Print all the data, keeping every line exactly as it is.

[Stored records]
·····

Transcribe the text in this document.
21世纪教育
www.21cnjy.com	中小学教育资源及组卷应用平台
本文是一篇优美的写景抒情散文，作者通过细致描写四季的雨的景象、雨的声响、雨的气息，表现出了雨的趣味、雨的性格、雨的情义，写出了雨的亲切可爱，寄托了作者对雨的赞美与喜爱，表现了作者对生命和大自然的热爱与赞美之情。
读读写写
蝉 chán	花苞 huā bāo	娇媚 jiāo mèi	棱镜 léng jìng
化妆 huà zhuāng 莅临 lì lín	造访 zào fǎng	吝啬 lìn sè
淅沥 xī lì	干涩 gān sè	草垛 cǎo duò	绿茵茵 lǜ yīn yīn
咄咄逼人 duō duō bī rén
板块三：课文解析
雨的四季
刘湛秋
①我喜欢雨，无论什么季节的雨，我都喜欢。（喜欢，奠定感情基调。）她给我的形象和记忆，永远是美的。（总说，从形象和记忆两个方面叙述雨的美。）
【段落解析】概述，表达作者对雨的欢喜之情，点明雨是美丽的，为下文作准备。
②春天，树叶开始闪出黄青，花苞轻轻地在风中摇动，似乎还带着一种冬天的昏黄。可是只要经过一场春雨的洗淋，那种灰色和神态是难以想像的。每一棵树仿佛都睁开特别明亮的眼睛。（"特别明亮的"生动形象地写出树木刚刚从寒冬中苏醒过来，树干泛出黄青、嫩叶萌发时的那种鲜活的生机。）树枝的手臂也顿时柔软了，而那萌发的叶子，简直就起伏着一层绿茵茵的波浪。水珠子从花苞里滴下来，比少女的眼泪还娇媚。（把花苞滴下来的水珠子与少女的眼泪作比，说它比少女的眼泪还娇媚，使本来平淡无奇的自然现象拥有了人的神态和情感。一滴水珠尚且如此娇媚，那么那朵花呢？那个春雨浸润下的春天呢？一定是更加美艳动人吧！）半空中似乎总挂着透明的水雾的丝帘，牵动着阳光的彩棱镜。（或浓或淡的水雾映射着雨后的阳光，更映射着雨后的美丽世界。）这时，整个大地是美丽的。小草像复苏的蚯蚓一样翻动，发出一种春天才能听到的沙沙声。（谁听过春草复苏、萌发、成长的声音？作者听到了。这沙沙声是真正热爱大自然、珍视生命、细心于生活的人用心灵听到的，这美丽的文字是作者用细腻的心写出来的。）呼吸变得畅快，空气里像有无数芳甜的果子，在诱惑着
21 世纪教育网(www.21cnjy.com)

·····

TASK RESPONSE =
Transcribe the text in this document.
21世纪教育
www.21cnjy.com	中小学教育资源及组卷应用平台
本文是一篇优美的写景抒情散文，作者通过细致描写四季的雨的景象、雨的声响、雨的气息，表现出了雨的趣味、雨的性格、雨的情义，写出了雨的亲切可爱，寄托了作者对雨的赞美与喜爱，表现了作者对生命和大自然的热爱与赞美之情。
读读写写
蝉 chán	花苞 huā bāo	娇媚 jiāo mèi	棱镜 léng jìng
化妆 huà zhuāng 莅临 lì lín	造访 zào fǎng	吝啬 lìn sè
淅沥 xī lì	干涩 gān sè	草垛 cǎo duò	绿茵茵 lǜ yīn yīn
咄咄逼人 duō duō bī rén
板块三：课文解析
雨的四季
刘湛秋
①我喜欢雨，无论什么季节的雨，我都喜欢。（喜欢，奠定感情基调。）她给我的形象和记忆，永远是美的。（总说，从形象和记忆两个方面叙述雨的美。）
【段落解析】概述，表达作者对雨的欢喜之情，点明雨是美丽的，为下文作准备。
②春天，树叶开始闪出黄青，花苞轻轻地在风中摇动，似乎还带着一种冬天的昏黄。可是只要经过一场春雨的洗淋，那种灰色和神态是难以想像的。每一棵树仿佛都睁开特别明亮的眼睛。（"特别明亮的"生动形象地写出树木刚刚从寒冬中苏醒过来，树干泛出黄青、嫩叶萌发时的那种鲜活的生机。）树枝的手臂也顿时柔软了，而那萌发的叶子，简直就起伏着一层绿茵茵的波浪。水珠子从花苞里滴下来，比少女的眼泪还娇媚。（把花苞滴下来的水珠子与少女的眼泪作比，说它比少女的眼泪还娇媚，使本来平淡无奇的自然现象拥有了人的神态和情感。一滴水珠尚且如此娇媚，那么那朵花呢？那个春雨浸润下的春天呢？一定是更加美艳动人吧！）半空中似乎总挂着透明的水雾的丝帘，牵动着阳光的彩棱镜。（或浓或淡的水雾映射着雨后的阳光，更映射着雨后的美丽世界。）这时，整个大地是美丽的。小草像复苏的蚯蚓一样翻动，发出一种春天才能听到的沙沙声。（谁听过春草复苏、萌发、成长的声音？作者听到了。这沙沙声是真正热爱大自然、珍视生命、细心于生活的人用心灵听到的，这美丽的文字是作者用细腻的心写出来的。）呼吸变得畅快，空气里像有无数芳甜的果子，在诱惑着
21 世纪教育网(www.21cnjy.com)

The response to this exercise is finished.